-- start Provided records --
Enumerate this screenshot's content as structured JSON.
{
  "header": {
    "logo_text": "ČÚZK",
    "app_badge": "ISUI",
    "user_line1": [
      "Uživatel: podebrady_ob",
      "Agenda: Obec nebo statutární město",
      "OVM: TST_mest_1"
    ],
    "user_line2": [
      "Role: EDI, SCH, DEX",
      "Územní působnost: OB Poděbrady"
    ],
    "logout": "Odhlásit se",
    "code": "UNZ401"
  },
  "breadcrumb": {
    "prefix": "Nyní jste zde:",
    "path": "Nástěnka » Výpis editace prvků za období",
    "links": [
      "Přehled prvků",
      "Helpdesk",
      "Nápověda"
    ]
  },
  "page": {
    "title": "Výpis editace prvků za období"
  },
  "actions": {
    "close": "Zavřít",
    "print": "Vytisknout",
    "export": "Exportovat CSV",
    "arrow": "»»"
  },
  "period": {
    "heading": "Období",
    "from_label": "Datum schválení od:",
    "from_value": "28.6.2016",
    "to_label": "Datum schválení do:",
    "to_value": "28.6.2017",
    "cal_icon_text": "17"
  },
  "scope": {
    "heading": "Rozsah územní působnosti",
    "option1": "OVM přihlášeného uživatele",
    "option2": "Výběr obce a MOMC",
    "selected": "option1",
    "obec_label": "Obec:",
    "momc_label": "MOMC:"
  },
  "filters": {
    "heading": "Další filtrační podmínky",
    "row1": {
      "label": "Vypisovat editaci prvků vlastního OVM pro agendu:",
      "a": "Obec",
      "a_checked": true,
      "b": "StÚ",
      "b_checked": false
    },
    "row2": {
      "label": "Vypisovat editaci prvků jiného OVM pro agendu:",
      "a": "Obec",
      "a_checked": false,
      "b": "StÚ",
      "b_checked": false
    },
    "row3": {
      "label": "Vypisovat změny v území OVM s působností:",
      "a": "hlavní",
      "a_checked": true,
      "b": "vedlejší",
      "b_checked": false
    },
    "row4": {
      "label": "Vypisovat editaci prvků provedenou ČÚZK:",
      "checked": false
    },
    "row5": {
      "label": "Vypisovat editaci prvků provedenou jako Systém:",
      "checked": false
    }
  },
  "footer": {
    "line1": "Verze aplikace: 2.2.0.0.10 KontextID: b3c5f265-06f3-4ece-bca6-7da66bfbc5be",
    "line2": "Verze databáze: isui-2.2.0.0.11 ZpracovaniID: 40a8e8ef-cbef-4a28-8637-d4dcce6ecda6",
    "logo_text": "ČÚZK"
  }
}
-- end Provided records --
Stated problem
Print out every record again, exactly and in full.

Expected output
Enumerate this screenshot's content as structured JSON.
{
  "header": {
    "logo_text": "ČÚZK",
    "app_badge": "ISUI",
    "user_line1": [
      "Uživatel: podebrady_ob",
      "Agenda: Obec nebo statutární město",
      "OVM: TST_mest_1"
    ],
    "user_line2": [
      "Role: EDI, SCH, DEX",
      "Územní působnost: OB Poděbrady"
    ],
    "logout": "Odhlásit se",
    "code": "UNZ401"
  },
  "breadcrumb": {
    "prefix": "Nyní jste zde:",
    "path": "Nástěnka » Výpis editace prvků za období",
    "links": [
      "Přehled prvků",
      "Helpdesk",
      "Nápověda"
    ]
  },
  "page": {
    "title": "Výpis editace prvků za období"
  },
  "actions": {
    "close": "Zavřít",
    "print": "Vytisknout",
    "export": "Exportovat CSV",
    "arrow": "»»"
  },
  "period": {
    "heading": "Období",
    "from_label": "Datum schválení od:",
    "from_value": "28.6.2016",
    "to_label": "Datum schválení do:",
    "to_value": "28.6.2017",
    "cal_icon_text": "17"
  },
  "scope": {
    "heading": "Rozsah územní působnosti",
    "option1": "OVM přihlášeného uživatele",
    "option2": "Výběr obce a MOMC",
    "selected": "option1",
    "obec_label": "Obec:",
    "momc_label": "MOMC:"
  },
  "filters": {
    "heading": "Další filtrační podmínky",
    "row1": {
      "label": "Vypisovat editaci prvků vlastního OVM pro agendu:",
      "a": "Obec",
      "a_checked": true,
      "b": "StÚ",
      "b_checked": false
    },
    "row2": {
      "label": "Vypisovat editaci prvků jiného OVM pro agendu:",
      "a": "Obec",
      "a_checked": false,
      "b": "StÚ",
      "b_checked": false
    },
    "row3": {
      "label": "Vypisovat změny v území OVM s působností:",
      "a": "hlavní",
      "a_checked": true,
      "b": "vedlejší",
      "b_checked": false
    },
    "row4": {
      "label": "Vypisovat editaci prvků provedenou ČÚZK:",
      "checked": false
    },
    "row5": {
      "label": "Vypisovat editaci prvků provedenou jako Systém:",
      "checked": false
    }
  },
  "footer": {
    "line1": "Verze aplikace: 2.2.0.0.10 KontextID: b3c5f265-06f3-4ece-bca6-7da66bfbc5be",
    "line2": "Verze databáze: isui-2.2.0.0.11 ZpracovaniID: 40a8e8ef-cbef-4a28-8637-d4dcce6ecda6",
    "logo_text": "ČÚZK"
  }
}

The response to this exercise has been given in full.